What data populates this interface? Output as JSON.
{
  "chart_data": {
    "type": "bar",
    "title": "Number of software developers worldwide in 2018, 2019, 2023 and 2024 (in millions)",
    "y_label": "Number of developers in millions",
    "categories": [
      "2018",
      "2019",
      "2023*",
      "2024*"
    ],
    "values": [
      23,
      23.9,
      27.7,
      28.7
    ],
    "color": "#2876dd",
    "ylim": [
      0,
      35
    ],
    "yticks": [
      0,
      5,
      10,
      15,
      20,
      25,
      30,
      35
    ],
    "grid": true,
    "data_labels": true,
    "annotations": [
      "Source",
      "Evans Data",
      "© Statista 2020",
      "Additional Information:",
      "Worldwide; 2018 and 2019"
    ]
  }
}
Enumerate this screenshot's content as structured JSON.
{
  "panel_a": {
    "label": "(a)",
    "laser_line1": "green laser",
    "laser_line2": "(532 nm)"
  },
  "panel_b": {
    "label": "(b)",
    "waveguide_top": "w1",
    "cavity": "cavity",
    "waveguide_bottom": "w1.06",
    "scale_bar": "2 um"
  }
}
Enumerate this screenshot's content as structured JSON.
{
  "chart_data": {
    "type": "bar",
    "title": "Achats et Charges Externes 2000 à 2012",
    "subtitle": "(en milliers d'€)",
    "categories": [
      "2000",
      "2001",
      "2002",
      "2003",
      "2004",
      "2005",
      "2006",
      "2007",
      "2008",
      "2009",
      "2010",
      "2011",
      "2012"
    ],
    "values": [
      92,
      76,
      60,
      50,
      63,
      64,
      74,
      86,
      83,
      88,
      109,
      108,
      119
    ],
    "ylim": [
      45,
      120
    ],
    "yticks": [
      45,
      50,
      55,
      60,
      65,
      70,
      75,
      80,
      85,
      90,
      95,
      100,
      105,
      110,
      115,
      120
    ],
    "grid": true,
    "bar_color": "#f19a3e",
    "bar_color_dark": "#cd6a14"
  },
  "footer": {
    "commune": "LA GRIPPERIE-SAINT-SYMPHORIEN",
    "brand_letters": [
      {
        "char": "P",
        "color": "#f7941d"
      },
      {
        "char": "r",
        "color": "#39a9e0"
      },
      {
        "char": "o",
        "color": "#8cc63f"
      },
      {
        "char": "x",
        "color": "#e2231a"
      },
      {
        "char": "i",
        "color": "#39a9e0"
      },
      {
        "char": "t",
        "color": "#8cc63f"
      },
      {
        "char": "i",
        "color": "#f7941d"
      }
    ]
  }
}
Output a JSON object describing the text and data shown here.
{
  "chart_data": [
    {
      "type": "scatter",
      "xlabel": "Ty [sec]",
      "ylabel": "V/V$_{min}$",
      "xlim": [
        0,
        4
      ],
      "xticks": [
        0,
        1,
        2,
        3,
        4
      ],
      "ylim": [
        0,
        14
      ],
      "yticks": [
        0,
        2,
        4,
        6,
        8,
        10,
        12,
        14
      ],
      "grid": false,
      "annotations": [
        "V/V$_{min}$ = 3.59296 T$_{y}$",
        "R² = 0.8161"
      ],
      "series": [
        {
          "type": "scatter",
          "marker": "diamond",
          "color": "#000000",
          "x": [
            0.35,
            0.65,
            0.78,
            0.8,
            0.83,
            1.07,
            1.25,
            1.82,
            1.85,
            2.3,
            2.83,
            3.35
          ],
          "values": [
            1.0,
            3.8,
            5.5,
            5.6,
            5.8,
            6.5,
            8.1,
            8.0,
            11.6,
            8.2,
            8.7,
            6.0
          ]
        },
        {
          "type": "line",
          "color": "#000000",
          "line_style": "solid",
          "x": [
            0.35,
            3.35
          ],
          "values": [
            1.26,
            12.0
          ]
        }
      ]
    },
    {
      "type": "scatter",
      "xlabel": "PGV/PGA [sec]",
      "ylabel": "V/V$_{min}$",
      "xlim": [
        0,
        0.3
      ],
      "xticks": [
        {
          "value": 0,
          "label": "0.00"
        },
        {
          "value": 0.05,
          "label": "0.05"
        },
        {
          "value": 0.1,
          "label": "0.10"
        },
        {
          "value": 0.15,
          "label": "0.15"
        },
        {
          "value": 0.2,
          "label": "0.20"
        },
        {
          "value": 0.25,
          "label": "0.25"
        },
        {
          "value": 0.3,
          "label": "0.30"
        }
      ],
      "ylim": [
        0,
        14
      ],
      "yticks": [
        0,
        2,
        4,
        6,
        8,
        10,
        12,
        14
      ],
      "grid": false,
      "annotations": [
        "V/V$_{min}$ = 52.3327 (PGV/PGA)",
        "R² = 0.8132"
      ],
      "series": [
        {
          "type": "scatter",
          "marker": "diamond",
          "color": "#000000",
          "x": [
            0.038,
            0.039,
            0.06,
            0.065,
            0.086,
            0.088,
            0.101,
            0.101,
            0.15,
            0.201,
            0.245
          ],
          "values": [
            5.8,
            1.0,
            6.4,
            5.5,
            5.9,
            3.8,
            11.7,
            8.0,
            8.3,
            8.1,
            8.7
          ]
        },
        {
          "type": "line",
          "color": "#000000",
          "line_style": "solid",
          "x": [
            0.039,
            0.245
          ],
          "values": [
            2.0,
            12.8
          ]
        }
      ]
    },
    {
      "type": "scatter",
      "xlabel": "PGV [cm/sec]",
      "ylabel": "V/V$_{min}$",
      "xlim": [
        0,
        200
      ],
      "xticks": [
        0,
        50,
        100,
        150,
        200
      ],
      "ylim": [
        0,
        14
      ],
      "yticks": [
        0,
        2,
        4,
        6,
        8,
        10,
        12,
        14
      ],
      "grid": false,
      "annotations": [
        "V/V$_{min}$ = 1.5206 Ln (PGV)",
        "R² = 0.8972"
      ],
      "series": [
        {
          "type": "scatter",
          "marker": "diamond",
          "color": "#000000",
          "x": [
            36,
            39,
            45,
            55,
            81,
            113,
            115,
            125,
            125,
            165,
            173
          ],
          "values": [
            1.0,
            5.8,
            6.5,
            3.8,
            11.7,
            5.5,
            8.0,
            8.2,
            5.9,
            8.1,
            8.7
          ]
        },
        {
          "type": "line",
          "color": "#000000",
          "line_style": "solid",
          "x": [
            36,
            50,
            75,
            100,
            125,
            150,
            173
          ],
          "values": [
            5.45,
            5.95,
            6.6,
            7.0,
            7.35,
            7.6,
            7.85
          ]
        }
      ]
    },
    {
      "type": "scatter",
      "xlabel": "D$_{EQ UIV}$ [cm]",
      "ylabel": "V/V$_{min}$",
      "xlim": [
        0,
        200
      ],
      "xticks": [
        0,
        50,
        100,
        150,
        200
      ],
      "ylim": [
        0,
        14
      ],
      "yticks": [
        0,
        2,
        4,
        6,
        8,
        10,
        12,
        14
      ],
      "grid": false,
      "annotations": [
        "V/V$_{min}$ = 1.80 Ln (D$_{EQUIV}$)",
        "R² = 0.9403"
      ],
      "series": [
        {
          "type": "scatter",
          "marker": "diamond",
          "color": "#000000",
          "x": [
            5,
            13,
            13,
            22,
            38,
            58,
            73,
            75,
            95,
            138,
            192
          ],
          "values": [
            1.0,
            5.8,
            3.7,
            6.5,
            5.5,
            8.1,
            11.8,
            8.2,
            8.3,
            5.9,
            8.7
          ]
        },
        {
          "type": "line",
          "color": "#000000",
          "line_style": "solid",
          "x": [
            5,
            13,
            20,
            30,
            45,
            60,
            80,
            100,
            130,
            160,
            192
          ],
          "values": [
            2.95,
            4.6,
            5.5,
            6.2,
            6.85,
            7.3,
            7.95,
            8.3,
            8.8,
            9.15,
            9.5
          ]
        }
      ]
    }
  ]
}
==========
• PROBLEM DESCRIPTION
Restate each record exactly as written.

• TASK ANSWER
What data populates this interface? Output as JSON.
{
  "chart_data": {
    "type": "bar",
    "title": "Number of software developers worldwide in 2018, 2019, 2023 and 2024 (in millions)",
    "y_label": "Number of developers in millions",
    "categories": [
      "2018",
      "2019",
      "2023*",
      "2024*"
    ],
    "values": [
      23,
      23.9,
      27.7,
      28.7
    ],
    "color": "#2876dd",
    "ylim": [
      0,
      35
    ],
    "yticks": [
      0,
      5,
      10,
      15,
      20,
      25,
      30,
      35
    ],
    "grid": true,
    "data_labels": true,
    "annotations": [
      "Source",
      "Evans Data",
      "© Statista 2020",
      "Additional Information:",
      "Worldwide; 2018 and 2019"
    ]
  }
}
Enumerate this screenshot's content as structured JSON.
{
  "panel_a": {
    "label": "(a)",
    "laser_line1": "green laser",
    "laser_line2": "(532 nm)"
  },
  "panel_b": {
    "label": "(b)",
    "waveguide_top": "w1",
    "cavity": "cavity",
    "waveguide_bottom": "w1.06",
    "scale_bar": "2 um"
  }
}
Enumerate this screenshot's content as structured JSON.
{
  "chart_data": {
    "type": "bar",
    "title": "Achats et Charges Externes 2000 à 2012",
    "subtitle": "(en milliers d'€)",
    "categories": [
      "2000",
      "2001",
      "2002",
      "2003",
      "2004",
      "2005",
      "2006",
      "2007",
      "2008",
      "2009",
      "2010",
      "2011",
      "2012"
    ],
    "values": [
      92,
      76,
      60,
      50,
      63,
      64,
      74,
      86,
      83,
      88,
      109,
      108,
      119
    ],
    "ylim": [
      45,
      120
    ],
    "yticks": [
      45,
      50,
      55,
      60,
      65,
      70,
      75,
      80,
      85,
      90,
      95,
      100,
      105,
      110,
      115,
      120
    ],
    "grid": true,
    "bar_color": "#f19a3e",
    "bar_color_dark": "#cd6a14"
  },
  "footer": {
    "commune": "LA GRIPPERIE-SAINT-SYMPHORIEN",
    "brand_letters": [
      {
        "char": "P",
        "color": "#f7941d"
      },
      {
        "char": "r",
        "color": "#39a9e0"
      },
      {
        "char": "o",
        "color": "#8cc63f"
      },
      {
        "char": "x",
        "color": "#e2231a"
      },
      {
        "char": "i",
        "color": "#39a9e0"
      },
      {
        "char": "t",
        "color": "#8cc63f"
      },
      {
        "char": "i",
        "color": "#f7941d"
      }
    ]
  }
}
Output a JSON object describing the text and data shown here.
{
  "chart_data": [
    {
      "type": "scatter",
      "xlabel": "Ty [sec]",
      "ylabel": "V/V$_{min}$",
      "xlim": [
        0,
        4
      ],
      "xticks": [
        0,
        1,
        2,
        3,
        4
      ],
      "ylim": [
        0,
        14
      ],
      "yticks": [
        0,
        2,
        4,
        6,
        8,
        10,
        12,
        14
      ],
      "grid": false,
      "annotations": [
        "V/V$_{min}$ = 3.59296 T$_{y}$",
        "R² = 0.8161"
      ],
      "series": [
        {
          "type": "scatter",
          "marker": "diamond",
          "color": "#000000",
          "x": [
            0.35,
            0.65,
            0.78,
            0.8,
            0.83,
            1.07,
            1.25,
            1.82,
            1.85,
            2.3,
            2.83,
            3.35
          ],
          "values": [
            1.0,
            3.8,
            5.5,
            5.6,
            5.8,
            6.5,
            8.1,
            8.0,
            11.6,
            8.2,
            8.7,
            6.0
          ]
        },
        {
          "type": "line",
          "color": "#000000",
          "line_style": "solid",
          "x": [
            0.35,
            3.35
          ],
          "values": [
            1.26,
            12.0
          ]
        }
      ]
    },
    {
      "type": "scatter",
      "xlabel": "PGV/PGA [sec]",
      "ylabel": "V/V$_{min}$",
      "xlim": [
        0,
        0.3
      ],
      "xticks": [
        {
          "value": 0,
          "label": "0.00"
        },
        {
          "value": 0.05,
          "label": "0.05"
        },
        {
          "value": 0.1,
          "label": "0.10"
        },
        {
          "value": 0.15,
          "label": "0.15"
        },
        {
          "value": 0.2,
          "label": "0.20"
        },
        {
          "value": 0.25,
          "label": "0.25"
        },
        {
          "value": 0.3,
          "label": "0.30"
        }
      ],
      "ylim": [
        0,
        14
      ],
      "yticks": [
        0,
        2,
        4,
        6,
        8,
        10,
        12,
        14
      ],
      "grid": false,
      "annotations": [
        "V/V$_{min}$ = 52.3327 (PGV/PGA)",
        "R² = 0.8132"
      ],
      "series": [
        {
          "type": "scatter",
          "marker": "diamond",
          "color": "#000000",
          "x": [
            0.038,
            0.039,
            0.06,
            0.065,
            0.086,
            0.088,
            0.101,
            0.101,
            0.15,
            0.201,
            0.245
          ],
          "values": [
            5.8,
            1.0,
            6.4,
            5.5,
            5.9,
            3.8,
            11.7,
            8.0,
            8.3,
            8.1,
            8.7
          ]
        },
        {
          "type": "line",
          "color": "#000000",
          "line_style": "solid",
          "x": [
            0.039,
            0.245
          ],
          "values": [
            2.0,
            12.8
          ]
        }
      ]
    },
    {
      "type": "scatter",
      "xlabel": "PGV [cm/sec]",
      "ylabel": "V/V$_{min}$",
      "xlim": [
        0,
        200
      ],
      "xticks": [
        0,
        50,
        100,
        150,
        200
      ],
      "ylim": [
        0,
        14
      ],
      "yticks": [
        0,
        2,
        4,
        6,
        8,
        10,
        12,
        14
      ],
      "grid": false,
      "annotations": [
        "V/V$_{min}$ = 1.5206 Ln (PGV)",
        "R² = 0.8972"
      ],
      "series": [
        {
          "type": "scatter",
          "marker": "diamond",
          "color": "#000000",
          "x": [
            36,
            39,
            45,
            55,
            81,
            113,
            115,
            125,
            125,
            165,
            173
          ],
          "values": [
            1.0,
            5.8,
            6.5,
            3.8,
            11.7,
            5.5,
            8.0,
            8.2,
            5.9,
            8.1,
            8.7
          ]
        },
        {
          "type": "line",
          "color": "#000000",
          "line_style": "solid",
          "x": [
            36,
            50,
            75,
            100,
            125,
            150,
            173
          ],
          "values": [
            5.45,
            5.95,
            6.6,
            7.0,
            7.35,
            7.6,
            7.85
          ]
        }
      ]
    },
    {
      "type": "scatter",
      "xlabel": "D$_{EQ UIV}$ [cm]",
      "ylabel": "V/V$_{min}$",
      "xlim": [
        0,
        200
      ],
      "xticks": [
        0,
        50,
        100,
        150,
        200
      ],
      "ylim": [
        0,
        14
      ],
      "yticks": [
        0,
        2,
        4,
        6,
        8,
        10,
        12,
        14
      ],
      "grid": false,
      "annotations": [
        "V/V$_{min}$ = 1.80 Ln (D$_{EQUIV}$)",
        "R² = 0.9403"
      ],
      "series": [
        {
          "type": "scatter",
          "marker": "diamond",
          "color": "#000000",
          "x": [
            5,
            13,
            13,
            22,
            38,
            58,
            73,
            75,
            95,
            138,
            192
          ],
          "values": [
            1.0,
            5.8,
            3.7,
            6.5,
            5.5,
            8.1,
            11.8,
            8.2,
            8.3,
            5.9,
            8.7
          ]
        },
        {
          "type": "line",
          "color": "#000000",
          "line_style": "solid",
          "x": [
            5,
            13,
            20,
            30,
            45,
            60,
            80,
            100,
            130,
            160,
            192
          ],
          "values": [
            2.95,
            4.6,
            5.5,
            6.2,
            6.85,
            7.3,
            7.95,
            8.3,
            8.8,
            9.15,
            9.5
          ]
        }
      ]
    }
  ]
}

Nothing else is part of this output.